(Structured figure records)
========================

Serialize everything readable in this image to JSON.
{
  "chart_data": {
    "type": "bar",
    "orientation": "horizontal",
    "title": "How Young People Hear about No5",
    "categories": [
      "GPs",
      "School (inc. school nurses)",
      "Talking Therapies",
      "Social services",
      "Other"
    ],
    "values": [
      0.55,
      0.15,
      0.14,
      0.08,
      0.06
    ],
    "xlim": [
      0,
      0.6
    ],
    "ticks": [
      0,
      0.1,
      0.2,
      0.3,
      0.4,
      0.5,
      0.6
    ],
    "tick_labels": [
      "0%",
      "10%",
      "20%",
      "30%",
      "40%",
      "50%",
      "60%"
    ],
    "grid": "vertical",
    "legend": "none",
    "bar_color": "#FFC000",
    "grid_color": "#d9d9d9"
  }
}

========================

* _Given problem_
Return the listing above in its exact form.

* _Response below_
Serialize everything readable in this image to JSON.
{
  "chart_data": {
    "type": "bar",
    "orientation": "horizontal",
    "title": "How Young People Hear about No5",
    "categories": [
      "GPs",
      "School (inc. school nurses)",
      "Talking Therapies",
      "Social services",
      "Other"
    ],
    "values": [
      0.55,
      0.15,
      0.14,
      0.08,
      0.06
    ],
    "xlim": [
      0,
      0.6
    ],
    "ticks": [
      0,
      0.1,
      0.2,
      0.3,
      0.4,
      0.5,
      0.6
    ],
    "tick_labels": [
      "0%",
      "10%",
      "20%",
      "30%",
      "40%",
      "50%",
      "60%"
    ],
    "grid": "vertical",
    "legend": "none",
    "bar_color": "#FFC000",
    "grid_color": "#d9d9d9"
  }
}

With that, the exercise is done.